Written exercise: Turn every line of the data below into a Markdown table with the columns "No." and "Line," numbering the rows in order and leaving out any blank lines.

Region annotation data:

• • • • • • •

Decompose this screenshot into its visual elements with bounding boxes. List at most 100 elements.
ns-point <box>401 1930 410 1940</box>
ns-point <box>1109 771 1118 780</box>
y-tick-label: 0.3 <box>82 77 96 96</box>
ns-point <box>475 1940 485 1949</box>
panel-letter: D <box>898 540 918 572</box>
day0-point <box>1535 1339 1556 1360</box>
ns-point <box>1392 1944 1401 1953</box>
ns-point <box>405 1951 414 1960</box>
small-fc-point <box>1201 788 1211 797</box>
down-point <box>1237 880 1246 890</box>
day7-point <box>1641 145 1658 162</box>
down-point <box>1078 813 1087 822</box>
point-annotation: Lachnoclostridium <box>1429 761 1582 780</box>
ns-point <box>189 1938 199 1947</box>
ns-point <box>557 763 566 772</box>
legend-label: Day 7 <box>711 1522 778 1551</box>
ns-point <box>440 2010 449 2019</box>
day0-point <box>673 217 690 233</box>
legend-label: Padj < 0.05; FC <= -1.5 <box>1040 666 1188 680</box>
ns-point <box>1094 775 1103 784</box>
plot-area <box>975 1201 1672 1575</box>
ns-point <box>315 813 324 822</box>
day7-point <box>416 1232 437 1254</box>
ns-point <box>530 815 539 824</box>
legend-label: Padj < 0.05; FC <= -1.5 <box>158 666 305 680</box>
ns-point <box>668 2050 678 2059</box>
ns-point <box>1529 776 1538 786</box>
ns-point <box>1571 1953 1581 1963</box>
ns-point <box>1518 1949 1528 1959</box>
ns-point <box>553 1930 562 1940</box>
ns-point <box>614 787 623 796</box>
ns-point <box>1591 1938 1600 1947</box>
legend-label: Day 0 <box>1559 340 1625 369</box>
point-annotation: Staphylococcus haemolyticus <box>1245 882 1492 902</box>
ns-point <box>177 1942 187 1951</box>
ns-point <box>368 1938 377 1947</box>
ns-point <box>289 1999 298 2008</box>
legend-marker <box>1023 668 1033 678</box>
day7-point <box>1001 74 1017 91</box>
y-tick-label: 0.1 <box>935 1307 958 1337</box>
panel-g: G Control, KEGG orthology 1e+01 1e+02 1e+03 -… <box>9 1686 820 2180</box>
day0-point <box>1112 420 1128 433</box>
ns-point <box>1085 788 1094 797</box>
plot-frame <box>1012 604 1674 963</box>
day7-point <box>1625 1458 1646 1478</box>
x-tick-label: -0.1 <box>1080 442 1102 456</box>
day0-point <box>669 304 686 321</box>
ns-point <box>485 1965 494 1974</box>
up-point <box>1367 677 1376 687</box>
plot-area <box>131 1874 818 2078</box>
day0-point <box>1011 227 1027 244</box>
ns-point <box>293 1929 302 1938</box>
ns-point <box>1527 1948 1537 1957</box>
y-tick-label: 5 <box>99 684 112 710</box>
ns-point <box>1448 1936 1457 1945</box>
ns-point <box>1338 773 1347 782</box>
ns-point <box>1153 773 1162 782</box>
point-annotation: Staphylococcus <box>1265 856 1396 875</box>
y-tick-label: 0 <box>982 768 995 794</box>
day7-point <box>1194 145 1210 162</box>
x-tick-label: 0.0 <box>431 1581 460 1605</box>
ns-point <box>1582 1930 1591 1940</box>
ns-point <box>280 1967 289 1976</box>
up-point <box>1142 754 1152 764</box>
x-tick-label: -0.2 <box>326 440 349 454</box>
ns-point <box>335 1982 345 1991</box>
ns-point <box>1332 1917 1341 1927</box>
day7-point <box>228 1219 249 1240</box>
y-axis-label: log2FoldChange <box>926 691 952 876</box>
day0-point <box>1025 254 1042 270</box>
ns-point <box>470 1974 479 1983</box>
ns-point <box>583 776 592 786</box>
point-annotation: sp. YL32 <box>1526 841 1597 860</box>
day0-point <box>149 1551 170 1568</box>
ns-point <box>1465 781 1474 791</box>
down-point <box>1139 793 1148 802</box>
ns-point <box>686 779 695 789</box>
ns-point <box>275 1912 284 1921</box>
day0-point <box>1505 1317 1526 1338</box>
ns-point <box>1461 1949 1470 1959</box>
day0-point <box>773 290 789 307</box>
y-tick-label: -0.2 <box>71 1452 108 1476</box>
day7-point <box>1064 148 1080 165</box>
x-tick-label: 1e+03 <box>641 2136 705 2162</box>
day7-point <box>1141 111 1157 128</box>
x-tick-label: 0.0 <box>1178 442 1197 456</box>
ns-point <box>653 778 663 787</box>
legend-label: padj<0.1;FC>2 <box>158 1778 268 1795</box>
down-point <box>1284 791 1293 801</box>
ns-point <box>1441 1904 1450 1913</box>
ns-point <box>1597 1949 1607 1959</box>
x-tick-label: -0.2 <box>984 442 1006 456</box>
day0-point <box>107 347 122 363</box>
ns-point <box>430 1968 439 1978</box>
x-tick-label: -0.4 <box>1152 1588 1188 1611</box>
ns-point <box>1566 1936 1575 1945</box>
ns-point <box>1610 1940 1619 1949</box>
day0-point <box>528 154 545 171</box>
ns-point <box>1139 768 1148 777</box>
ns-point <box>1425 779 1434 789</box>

• • • • • • •

Solution to this exercise:
| No. | Line |
|---|---|
| 1 | Decompose this screenshot into its visual elements with bounding boxes. List at most 100 elements. |
| 2 | ns-point <box>401 1930 410 1940</box> |
| 3 | ns-point <box>1109 771 1118 780</box> |
| 4 | y-tick-label: 0.3 <box>82 77 96 96</box> |
| 5 | ns-point <box>475 1940 485 1949</box> |
| 6 | panel-letter: D <box>898 540 918 572</box> |
| 7 | day0-point <box>1535 1339 1556 1360</box> |
| 8 | ns-point <box>1392 1944 1401 1953</box> |
| 9 | ns-point <box>405 1951 414 1960</box> |
| 10 | small-fc-point <box>1201 788 1211 797</box> |
| 11 | down-point <box>1237 880 1246 890</box> |
| 12 | day7-point <box>1641 145 1658 162</box> |
| 13 | down-point <box>1078 813 1087 822</box> |
| 14 | point-annotation: Lachnoclostridium <box>1429 761 1582 780</box> |
| 15 | ns-point <box>189 1938 199 1947</box> |
| 16 | ns-point <box>557 763 566 772</box> |
| 17 | legend-label: Day 7 <box>711 1522 778 1551</box> |
| 18 | ns-point <box>440 2010 449 2019</box> |
| 19 | day0-point <box>673 217 690 233</box> |
| 20 | legend-label: Padj < 0.05; FC <= -1.5 <box>1040 666 1188 680</box> |
| 21 | ns-point <box>1094 775 1103 784</box> |
| 22 | plot-area <box>975 1201 1672 1575</box> |
| 23 | ns-point <box>315 813 324 822</box> |
| 24 | day7-point <box>416 1232 437 1254</box> |
| 25 | ns-point <box>530 815 539 824</box> |
| 26 | legend-label: Padj < 0.05; FC <= -1.5 <box>158 666 305 680</box> |
| 27 | ns-point <box>668 2050 678 2059</box> |
| 28 | ns-point <box>1529 776 1538 786</box> |
| 29 | ns-point <box>1571 1953 1581 1963</box> |
| 30 | ns-point <box>1518 1949 1528 1959</box> |
| 31 | ns-point <box>553 1930 562 1940</box> |
| 32 | ns-point <box>614 787 623 796</box> |
| 33 | ns-point <box>1591 1938 1600 1947</box> |
| 34 | legend-label: Day 0 <box>1559 340 1625 369</box> |
| 35 | point-annotation: Staphylococcus haemolyticus <box>1245 882 1492 902</box> |
| 36 | ns-point <box>177 1942 187 1951</box> |
| 37 | ns-point <box>368 1938 377 1947</box> |
| 38 | ns-point <box>289 1999 298 2008</box> |
| 39 | legend-marker <box>1023 668 1033 678</box> |
| 40 | day7-point <box>1001 74 1017 91</box> |
| 41 | y-tick-label: 0.1 <box>935 1307 958 1337</box> |
| 42 | panel-g: G Control, KEGG orthology 1e+01 1e+02 1e+03 -… <box>9 1686 820 2180</box> |
| 43 | day0-point <box>1112 420 1128 433</box> |
| 44 | ns-point <box>1085 788 1094 797</box> |
| 45 | plot-frame <box>1012 604 1674 963</box> |
| 46 | day7-point <box>1625 1458 1646 1478</box> |
| 47 | x-tick-label: -0.1 <box>1080 442 1102 456</box> |
| 48 | day0-point <box>669 304 686 321</box> |
| 49 | ns-point <box>485 1965 494 1974</box> |
| 50 | up-point <box>1367 677 1376 687</box> |
| 51 | plot-area <box>131 1874 818 2078</box> |
| 52 | day0-point <box>1011 227 1027 244</box> |
| 53 | ns-point <box>293 1929 302 1938</box> |
| 54 | ns-point <box>1527 1948 1537 1957</box> |
| 55 | y-tick-label: 5 <box>99 684 112 710</box> |
| 56 | ns-point <box>1448 1936 1457 1945</box> |
| 57 | ns-point <box>1338 773 1347 782</box> |
| 58 | ns-point <box>1153 773 1162 782</box> |
| 59 | point-annotation: Staphylococcus <box>1265 856 1396 875</box> |
| 60 | y-tick-label: 0 <box>982 768 995 794</box> |
| 61 | day7-point <box>1194 145 1210 162</box> |
| 62 | x-tick-label: 0.0 <box>431 1581 460 1605</box> |
| 63 | ns-point <box>1582 1930 1591 1940</box> |
| 64 | ns-point <box>280 1967 289 1976</box> |
| 65 | up-point <box>1142 754 1152 764</box> |
| 66 | x-tick-label: -0.2 <box>326 440 349 454</box> |
| 67 | ns-point <box>335 1982 345 1991</box> |
| 68 | ns-point <box>1332 1917 1341 1927</box> |
| 69 | day7-point <box>228 1219 249 1240</box> |
| 70 | y-axis-label: log2FoldChange <box>926 691 952 876</box> |
| 71 | day0-point <box>1025 254 1042 270</box> |
| 72 | ns-point <box>470 1974 479 1983</box> |
| 73 | ns-point <box>583 776 592 786</box> |
| 74 | point-annotation: sp. YL32 <box>1526 841 1597 860</box> |
| 75 | day0-point <box>149 1551 170 1568</box> |
| 76 | ns-point <box>1465 781 1474 791</box> |
| 77 | down-point <box>1139 793 1148 802</box> |
| 78 | ns-point <box>686 779 695 789</box> |
| 79 | ns-point <box>275 1912 284 1921</box> |
| 80 | day0-point <box>1505 1317 1526 1338</box> |
| 81 | ns-point <box>1461 1949 1470 1959</box> |
| 82 | day0-point <box>773 290 789 307</box> |
| 83 | y-tick-label: -0.2 <box>71 1452 108 1476</box> |
| 84 | day7-point <box>1064 148 1080 165</box> |
| 85 | x-tick-label: 1e+03 <box>641 2136 705 2162</box> |
| 86 | day7-point <box>1141 111 1157 128</box> |
| 87 | x-tick-label: 0.0 <box>1178 442 1197 456</box> |
| 88 | ns-point <box>653 778 663 787</box> |
| 89 | legend-label: padj<0.1;FC>2 <box>158 1778 268 1795</box> |
| 90 | down-point <box>1284 791 1293 801</box> |
| 91 | ns-point <box>1441 1904 1450 1913</box> |
| 92 | ns-point <box>1597 1949 1607 1959</box> |
| 93 | x-tick-label: -0.2 <box>984 442 1006 456</box> |
| 94 | day0-point <box>107 347 122 363</box> |
| 95 | ns-point <box>430 1968 439 1978</box> |
| 96 | x-tick-label: -0.4 <box>1152 1588 1188 1611</box> |
| 97 | ns-point <box>1566 1936 1575 1945</box> |
| 98 | ns-point <box>1610 1940 1619 1949</box> |
| 99 | day0-point <box>528 154 545 171</box> |
| 100 | ns-point <box>1139 768 1148 777</box> |
| 101 | ns-point <box>1425 779 1434 789</box> |